## [DATA PROVIDED]
[start]

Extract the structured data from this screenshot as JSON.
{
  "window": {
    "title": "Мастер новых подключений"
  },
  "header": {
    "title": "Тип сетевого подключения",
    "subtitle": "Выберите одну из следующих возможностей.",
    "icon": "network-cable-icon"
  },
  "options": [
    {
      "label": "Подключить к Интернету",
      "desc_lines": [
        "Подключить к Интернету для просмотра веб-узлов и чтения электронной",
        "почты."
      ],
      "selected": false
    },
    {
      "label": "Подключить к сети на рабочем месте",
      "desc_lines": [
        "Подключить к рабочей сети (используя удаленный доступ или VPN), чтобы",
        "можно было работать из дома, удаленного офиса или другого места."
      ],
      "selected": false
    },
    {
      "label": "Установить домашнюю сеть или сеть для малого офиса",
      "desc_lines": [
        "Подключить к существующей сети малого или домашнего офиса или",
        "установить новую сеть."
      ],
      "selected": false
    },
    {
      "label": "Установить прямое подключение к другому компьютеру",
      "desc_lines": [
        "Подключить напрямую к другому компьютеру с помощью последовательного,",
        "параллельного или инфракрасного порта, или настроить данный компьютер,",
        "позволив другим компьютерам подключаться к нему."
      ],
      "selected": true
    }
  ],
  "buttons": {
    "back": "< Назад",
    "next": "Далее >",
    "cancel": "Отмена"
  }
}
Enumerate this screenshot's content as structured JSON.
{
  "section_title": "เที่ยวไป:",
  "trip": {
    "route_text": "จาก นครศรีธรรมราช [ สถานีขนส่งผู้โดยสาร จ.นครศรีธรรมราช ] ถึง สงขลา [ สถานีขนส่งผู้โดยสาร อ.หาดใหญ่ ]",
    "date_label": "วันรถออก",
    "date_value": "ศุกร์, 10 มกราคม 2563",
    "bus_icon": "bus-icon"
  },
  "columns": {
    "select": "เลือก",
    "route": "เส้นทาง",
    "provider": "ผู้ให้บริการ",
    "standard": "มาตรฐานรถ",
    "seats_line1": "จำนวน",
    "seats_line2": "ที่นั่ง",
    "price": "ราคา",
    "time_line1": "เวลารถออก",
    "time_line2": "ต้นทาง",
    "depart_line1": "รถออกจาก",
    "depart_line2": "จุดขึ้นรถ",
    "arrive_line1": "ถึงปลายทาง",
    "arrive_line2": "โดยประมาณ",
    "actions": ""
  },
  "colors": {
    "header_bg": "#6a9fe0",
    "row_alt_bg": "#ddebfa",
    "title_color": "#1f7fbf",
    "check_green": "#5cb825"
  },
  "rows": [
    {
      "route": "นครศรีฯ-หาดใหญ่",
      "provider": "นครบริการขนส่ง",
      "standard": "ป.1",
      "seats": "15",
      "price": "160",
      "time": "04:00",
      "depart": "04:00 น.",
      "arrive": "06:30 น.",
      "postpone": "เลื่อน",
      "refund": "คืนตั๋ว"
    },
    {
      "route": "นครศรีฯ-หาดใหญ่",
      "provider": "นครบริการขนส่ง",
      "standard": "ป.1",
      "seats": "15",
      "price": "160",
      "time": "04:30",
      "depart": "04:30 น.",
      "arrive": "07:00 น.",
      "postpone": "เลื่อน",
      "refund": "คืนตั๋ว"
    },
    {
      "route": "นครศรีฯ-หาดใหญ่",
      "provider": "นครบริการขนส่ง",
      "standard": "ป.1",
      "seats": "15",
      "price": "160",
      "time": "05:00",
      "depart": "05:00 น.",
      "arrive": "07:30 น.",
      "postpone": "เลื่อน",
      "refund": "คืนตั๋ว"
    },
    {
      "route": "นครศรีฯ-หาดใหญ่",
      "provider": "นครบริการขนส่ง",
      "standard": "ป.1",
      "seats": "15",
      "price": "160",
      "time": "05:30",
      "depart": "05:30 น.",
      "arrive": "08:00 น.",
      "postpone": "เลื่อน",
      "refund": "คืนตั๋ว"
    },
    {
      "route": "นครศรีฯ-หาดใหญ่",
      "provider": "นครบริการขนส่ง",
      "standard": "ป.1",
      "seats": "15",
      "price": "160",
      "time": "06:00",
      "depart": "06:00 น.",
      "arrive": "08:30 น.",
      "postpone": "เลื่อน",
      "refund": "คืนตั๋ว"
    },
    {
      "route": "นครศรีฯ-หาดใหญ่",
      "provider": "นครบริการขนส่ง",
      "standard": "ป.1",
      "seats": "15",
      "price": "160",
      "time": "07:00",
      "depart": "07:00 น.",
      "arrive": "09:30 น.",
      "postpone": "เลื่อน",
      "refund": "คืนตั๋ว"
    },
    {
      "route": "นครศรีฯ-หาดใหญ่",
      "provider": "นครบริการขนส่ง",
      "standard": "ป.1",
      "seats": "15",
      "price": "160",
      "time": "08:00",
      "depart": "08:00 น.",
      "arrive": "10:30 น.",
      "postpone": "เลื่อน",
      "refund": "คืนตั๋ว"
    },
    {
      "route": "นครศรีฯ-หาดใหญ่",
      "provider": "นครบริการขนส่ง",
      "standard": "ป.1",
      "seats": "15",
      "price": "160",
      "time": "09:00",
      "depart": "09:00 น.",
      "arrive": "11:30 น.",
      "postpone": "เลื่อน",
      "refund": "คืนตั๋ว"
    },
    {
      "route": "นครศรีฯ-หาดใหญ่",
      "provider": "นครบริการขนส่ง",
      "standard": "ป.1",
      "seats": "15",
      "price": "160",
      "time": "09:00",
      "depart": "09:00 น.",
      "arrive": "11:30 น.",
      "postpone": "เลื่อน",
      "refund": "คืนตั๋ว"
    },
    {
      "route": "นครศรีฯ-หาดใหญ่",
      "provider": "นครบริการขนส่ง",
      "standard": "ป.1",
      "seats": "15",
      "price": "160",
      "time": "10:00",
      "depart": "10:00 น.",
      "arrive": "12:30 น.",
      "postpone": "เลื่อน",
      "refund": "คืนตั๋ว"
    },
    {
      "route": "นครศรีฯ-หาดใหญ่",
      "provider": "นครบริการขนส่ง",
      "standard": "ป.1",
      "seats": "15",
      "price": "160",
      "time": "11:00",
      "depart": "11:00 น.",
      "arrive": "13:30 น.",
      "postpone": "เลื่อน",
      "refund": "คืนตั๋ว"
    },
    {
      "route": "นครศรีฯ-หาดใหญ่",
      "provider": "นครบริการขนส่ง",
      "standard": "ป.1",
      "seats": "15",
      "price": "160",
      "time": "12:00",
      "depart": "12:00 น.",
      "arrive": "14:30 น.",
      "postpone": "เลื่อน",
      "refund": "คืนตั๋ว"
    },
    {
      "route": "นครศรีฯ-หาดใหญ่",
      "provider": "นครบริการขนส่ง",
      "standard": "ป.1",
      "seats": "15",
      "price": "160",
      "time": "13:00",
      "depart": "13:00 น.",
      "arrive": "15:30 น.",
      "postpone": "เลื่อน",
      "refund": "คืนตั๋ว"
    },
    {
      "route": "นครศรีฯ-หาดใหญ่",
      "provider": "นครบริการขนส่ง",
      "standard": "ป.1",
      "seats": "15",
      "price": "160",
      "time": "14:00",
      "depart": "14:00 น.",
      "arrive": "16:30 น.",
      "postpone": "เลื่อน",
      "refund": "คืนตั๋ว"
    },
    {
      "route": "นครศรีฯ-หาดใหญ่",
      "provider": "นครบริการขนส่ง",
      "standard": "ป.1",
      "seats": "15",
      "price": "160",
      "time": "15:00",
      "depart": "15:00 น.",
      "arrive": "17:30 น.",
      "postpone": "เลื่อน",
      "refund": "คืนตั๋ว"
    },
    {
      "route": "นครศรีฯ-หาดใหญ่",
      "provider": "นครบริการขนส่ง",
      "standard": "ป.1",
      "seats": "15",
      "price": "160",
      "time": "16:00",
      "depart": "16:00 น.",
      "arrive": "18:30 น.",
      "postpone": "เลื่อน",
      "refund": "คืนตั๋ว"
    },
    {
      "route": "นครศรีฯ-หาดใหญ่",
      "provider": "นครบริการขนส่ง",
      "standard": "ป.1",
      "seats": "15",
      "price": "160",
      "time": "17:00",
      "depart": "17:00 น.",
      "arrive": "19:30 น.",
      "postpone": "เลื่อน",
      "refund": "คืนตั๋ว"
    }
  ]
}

[end]

Determine the count of lines in the data above with the string "компьютеру" in them, and give that count alone.

2